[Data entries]

***

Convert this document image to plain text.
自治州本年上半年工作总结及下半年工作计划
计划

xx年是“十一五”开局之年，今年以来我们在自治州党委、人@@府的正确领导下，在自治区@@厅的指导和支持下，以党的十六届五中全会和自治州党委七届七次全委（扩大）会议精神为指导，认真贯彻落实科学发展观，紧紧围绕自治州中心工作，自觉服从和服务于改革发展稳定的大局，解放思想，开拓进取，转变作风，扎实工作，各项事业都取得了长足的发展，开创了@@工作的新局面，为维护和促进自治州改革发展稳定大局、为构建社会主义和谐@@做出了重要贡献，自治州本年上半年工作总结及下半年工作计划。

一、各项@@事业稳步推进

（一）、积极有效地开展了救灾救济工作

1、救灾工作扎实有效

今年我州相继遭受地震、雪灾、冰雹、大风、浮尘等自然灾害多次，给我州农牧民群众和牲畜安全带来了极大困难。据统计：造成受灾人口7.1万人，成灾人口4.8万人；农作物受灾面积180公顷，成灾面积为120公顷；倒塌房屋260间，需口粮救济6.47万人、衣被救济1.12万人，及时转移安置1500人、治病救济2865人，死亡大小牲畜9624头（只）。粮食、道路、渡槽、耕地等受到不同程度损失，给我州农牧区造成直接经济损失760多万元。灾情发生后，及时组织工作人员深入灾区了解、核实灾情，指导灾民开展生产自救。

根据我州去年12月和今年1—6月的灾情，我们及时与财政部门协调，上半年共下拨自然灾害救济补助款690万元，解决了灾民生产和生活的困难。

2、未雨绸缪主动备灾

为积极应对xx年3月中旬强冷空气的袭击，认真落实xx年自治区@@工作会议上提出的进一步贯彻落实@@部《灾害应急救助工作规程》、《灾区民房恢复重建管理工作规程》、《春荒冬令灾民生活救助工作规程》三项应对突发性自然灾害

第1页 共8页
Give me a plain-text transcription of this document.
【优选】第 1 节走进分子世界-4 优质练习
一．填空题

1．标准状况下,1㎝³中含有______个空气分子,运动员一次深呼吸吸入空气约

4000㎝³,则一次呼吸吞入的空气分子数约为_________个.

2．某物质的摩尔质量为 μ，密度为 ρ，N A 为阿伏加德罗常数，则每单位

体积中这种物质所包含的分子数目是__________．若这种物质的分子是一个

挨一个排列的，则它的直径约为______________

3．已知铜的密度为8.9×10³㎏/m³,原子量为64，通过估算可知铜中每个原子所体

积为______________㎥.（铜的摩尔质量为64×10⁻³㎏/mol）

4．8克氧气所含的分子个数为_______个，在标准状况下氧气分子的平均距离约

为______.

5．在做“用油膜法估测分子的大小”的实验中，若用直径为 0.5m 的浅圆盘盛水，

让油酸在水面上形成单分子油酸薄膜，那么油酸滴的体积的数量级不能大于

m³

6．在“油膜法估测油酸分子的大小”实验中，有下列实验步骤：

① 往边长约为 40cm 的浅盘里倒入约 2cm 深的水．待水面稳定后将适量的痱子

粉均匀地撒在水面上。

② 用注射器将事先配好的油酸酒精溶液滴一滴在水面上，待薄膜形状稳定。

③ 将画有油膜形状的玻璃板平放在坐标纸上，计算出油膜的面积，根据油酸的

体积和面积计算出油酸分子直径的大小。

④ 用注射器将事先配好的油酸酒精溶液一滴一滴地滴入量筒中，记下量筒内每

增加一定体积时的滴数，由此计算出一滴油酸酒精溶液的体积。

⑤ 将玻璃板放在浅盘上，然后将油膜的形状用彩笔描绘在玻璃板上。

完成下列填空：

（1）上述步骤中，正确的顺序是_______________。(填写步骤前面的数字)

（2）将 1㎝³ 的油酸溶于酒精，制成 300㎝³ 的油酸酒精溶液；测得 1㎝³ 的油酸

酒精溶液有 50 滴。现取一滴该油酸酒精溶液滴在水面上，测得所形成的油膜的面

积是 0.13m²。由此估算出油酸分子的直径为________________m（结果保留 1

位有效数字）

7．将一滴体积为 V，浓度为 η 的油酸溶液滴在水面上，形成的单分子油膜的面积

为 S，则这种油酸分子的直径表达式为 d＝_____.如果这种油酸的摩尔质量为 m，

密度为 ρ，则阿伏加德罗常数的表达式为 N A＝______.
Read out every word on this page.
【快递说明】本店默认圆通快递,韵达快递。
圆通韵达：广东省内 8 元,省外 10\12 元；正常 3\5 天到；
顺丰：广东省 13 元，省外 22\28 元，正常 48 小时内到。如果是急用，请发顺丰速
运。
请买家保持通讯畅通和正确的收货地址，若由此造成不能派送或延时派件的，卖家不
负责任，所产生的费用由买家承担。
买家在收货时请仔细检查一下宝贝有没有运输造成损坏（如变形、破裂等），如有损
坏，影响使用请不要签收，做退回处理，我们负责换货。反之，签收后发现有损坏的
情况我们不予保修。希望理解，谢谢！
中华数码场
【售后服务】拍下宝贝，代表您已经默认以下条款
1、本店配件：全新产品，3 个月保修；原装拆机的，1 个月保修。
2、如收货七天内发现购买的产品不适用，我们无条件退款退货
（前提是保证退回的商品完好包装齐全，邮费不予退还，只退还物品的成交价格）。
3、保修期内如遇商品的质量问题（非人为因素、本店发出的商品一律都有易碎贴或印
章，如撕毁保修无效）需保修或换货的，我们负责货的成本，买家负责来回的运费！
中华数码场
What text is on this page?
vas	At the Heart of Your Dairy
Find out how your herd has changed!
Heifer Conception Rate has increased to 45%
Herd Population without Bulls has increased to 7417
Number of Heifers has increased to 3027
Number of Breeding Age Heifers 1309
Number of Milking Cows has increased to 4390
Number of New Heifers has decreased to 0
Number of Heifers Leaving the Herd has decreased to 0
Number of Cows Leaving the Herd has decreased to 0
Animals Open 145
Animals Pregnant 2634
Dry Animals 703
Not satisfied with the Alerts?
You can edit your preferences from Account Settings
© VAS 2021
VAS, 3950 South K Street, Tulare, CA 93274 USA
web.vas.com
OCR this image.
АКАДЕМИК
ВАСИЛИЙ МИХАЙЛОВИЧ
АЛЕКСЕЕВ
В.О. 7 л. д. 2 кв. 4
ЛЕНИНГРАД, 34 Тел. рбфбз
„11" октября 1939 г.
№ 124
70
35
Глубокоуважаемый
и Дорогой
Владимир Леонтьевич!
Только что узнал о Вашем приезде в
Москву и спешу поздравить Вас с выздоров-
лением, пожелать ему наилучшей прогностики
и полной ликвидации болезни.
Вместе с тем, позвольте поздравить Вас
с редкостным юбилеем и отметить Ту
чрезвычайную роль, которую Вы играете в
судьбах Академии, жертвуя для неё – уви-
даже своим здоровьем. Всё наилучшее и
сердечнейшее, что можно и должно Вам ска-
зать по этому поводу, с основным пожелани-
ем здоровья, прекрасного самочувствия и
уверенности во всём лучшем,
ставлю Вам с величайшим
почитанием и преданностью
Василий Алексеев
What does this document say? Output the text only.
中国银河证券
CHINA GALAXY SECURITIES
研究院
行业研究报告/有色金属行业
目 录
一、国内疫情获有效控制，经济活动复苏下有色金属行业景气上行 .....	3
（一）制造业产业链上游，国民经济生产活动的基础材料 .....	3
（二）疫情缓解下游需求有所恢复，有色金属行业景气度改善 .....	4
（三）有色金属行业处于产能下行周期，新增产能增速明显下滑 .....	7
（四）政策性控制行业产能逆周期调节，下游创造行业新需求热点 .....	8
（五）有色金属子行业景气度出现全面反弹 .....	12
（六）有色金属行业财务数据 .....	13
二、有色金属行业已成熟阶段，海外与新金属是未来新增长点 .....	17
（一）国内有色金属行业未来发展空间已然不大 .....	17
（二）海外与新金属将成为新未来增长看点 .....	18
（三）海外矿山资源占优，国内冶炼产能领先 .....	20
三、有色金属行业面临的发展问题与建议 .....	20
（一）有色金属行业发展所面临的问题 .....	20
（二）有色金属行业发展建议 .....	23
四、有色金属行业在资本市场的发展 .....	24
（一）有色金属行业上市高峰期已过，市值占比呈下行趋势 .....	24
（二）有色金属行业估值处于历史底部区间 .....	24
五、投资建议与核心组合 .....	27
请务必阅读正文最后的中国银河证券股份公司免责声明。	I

***

▶ Do this: Output the line containing "What does this" and all lines after it to the end of the records, exactly as given.

▶ Reply to the exercise:
What does this document say? Output the text only.
中国银河证券
CHINA GALAXY SECURITIES
研究院
行业研究报告/有色金属行业
目 录
一、国内疫情获有效控制，经济活动复苏下有色金属行业景气上行 .....	3
（一）制造业产业链上游，国民经济生产活动的基础材料 .....	3
（二）疫情缓解下游需求有所恢复，有色金属行业景气度改善 .....	4
（三）有色金属行业处于产能下行周期，新增产能增速明显下滑 .....	7
（四）政策性控制行业产能逆周期调节，下游创造行业新需求热点 .....	8
（五）有色金属子行业景气度出现全面反弹 .....	12
（六）有色金属行业财务数据 .....	13
二、有色金属行业已成熟阶段，海外与新金属是未来新增长点 .....	17
（一）国内有色金属行业未来发展空间已然不大 .....	17
（二）海外与新金属将成为新未来增长看点 .....	18
（三）海外矿山资源占优，国内冶炼产能领先 .....	20
三、有色金属行业面临的发展问题与建议 .....	20
（一）有色金属行业发展所面临的问题 .....	20
（二）有色金属行业发展建议 .....	23
四、有色金属行业在资本市场的发展 .....	24
（一）有色金属行业上市高峰期已过，市值占比呈下行趋势 .....	24
（二）有色金属行业估值处于历史底部区间 .....	24
五、投资建议与核心组合 .....	27
请务必阅读正文最后的中国银河证券股份公司免责声明。	I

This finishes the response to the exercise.